== Task ==
Write out the listing below in full and exactly, leaving out every picture.
# start of Records for this exercise
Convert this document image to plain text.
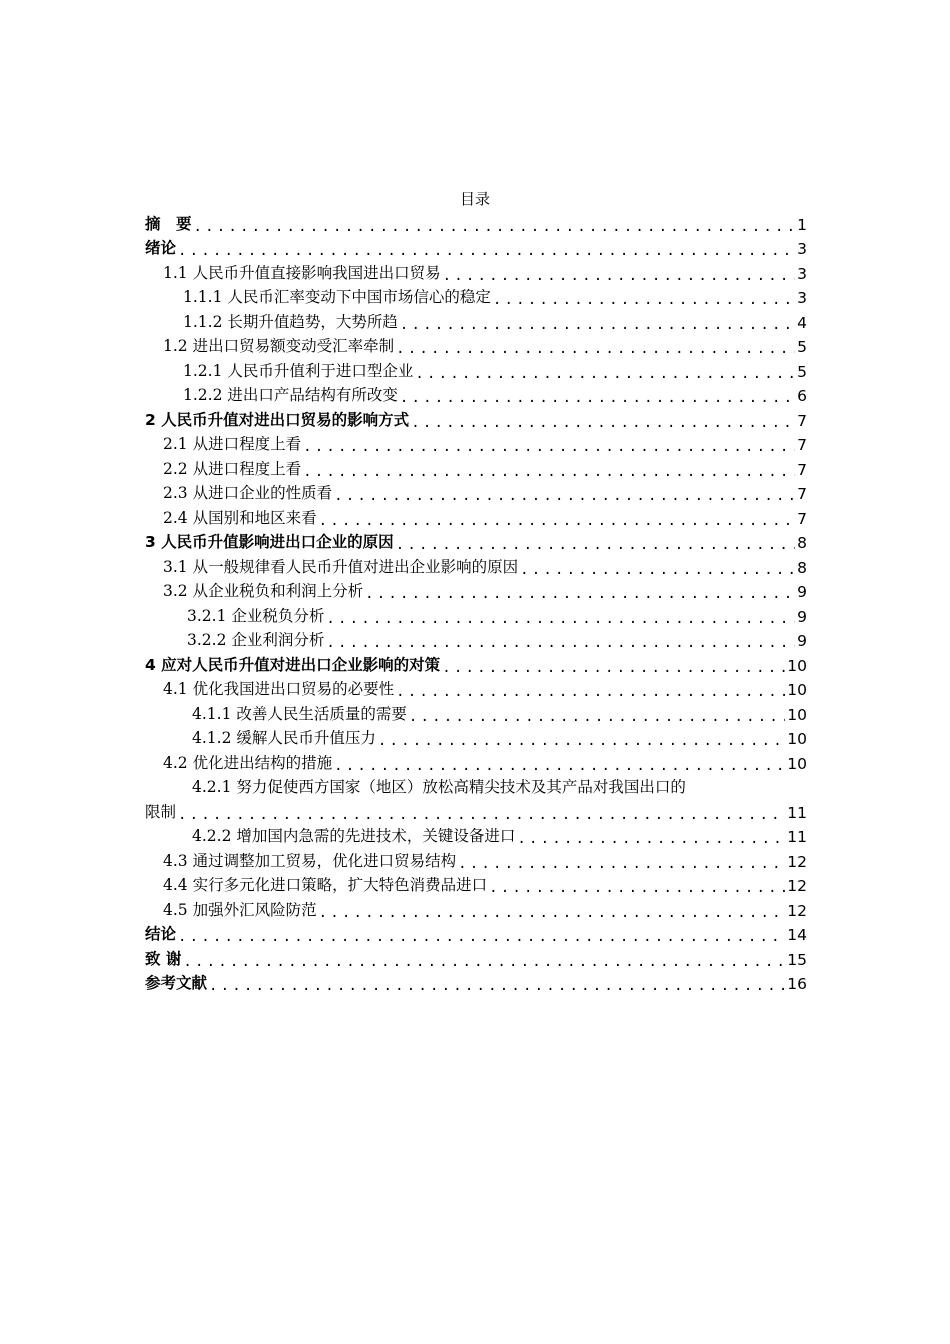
目录
摘　要 .....	1
绪论 .....	3
1.1 人民币升值直接影响我国进出口贸易 .....	3
1.1.1 人民币汇率变动下中国市场信心的稳定 .....	3
1.1.2 长期升值趋势，大势所趋 .....	4
1.2 进出口贸易额变动受汇率牵制 .....	5
1.2.1 人民币升值利于进口型企业 .....	5
1.2.2 进出口产品结构有所改变 .....	6
2 人民币升值对进出口贸易的影响方式 .....	7
2.1 从进口程度上看 .....	7
2.2 从进口程度上看 .....	7
2.3 从进口企业的性质看 .....	7
2.4 从国别和地区来看 .....	7
3 人民币升值影响进出口企业的原因 .....	8
3.1 从一般规律看人民币升值对进出企业影响的原因 .....	8
3.2 从企业税负和利润上分析 .....	9
3.2.1 企业税负分析 .....	9
3.2.2 企业利润分析 .....	9
4 应对人民币升值对进出口企业影响的对策 .....	10
4.1 优化我国进出口贸易的必要性 .....	10
4.1.1 改善人民生活质量的需要 .....	10
4.1.2 缓解人民币升值压力 .....	10
4.2 优化进出结构的措施 .....	10
4.2.1 努力促使西方国家（地区）放松高精尖技术及其产品对我国出口的
限制 .....	11
4.2.2 增加国内急需的先进技术，关键设备进口 .....	11
4.3 通过调整加工贸易，优化进口贸易结构 .....	12
4.4 实行多元化进口策略，扩大特色消费品进口 .....	12
4.5 加强外汇风险防范 .....	12
结论 .....	14
致 谢 .....	15
参考文献 .....	16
# end of Records for this exercise
== Answer for this exercise ==
Convert this document image to plain text.
目录
摘　要 .....	1
绪论 .....	3
1.1 人民币升值直接影响我国进出口贸易 .....	3
1.1.1 人民币汇率变动下中国市场信心的稳定 .....	3
1.1.2 长期升值趋势，大势所趋 .....	4
1.2 进出口贸易额变动受汇率牵制 .....	5
1.2.1 人民币升值利于进口型企业 .....	5
1.2.2 进出口产品结构有所改变 .....	6
2 人民币升值对进出口贸易的影响方式 .....	7
2.1 从进口程度上看 .....	7
2.2 从进口程度上看 .....	7
2.3 从进口企业的性质看 .....	7
2.4 从国别和地区来看 .....	7
3 人民币升值影响进出口企业的原因 .....	8
3.1 从一般规律看人民币升值对进出企业影响的原因 .....	8
3.2 从企业税负和利润上分析 .....	9
3.2.1 企业税负分析 .....	9
3.2.2 企业利润分析 .....	9
4 应对人民币升值对进出口企业影响的对策 .....	10
4.1 优化我国进出口贸易的必要性 .....	10
4.1.1 改善人民生活质量的需要 .....	10
4.1.2 缓解人民币升值压力 .....	10
4.2 优化进出结构的措施 .....	10
4.2.1 努力促使西方国家（地区）放松高精尖技术及其产品对我国出口的
限制 .....	11
4.2.2 增加国内急需的先进技术，关键设备进口 .....	11
4.3 通过调整加工贸易，优化进口贸易结构 .....	12
4.4 实行多元化进口策略，扩大特色消费品进口 .....	12
4.5 加强外汇风险防范 .....	12
结论 .....	14
致 谢 .....	15
参考文献 .....	16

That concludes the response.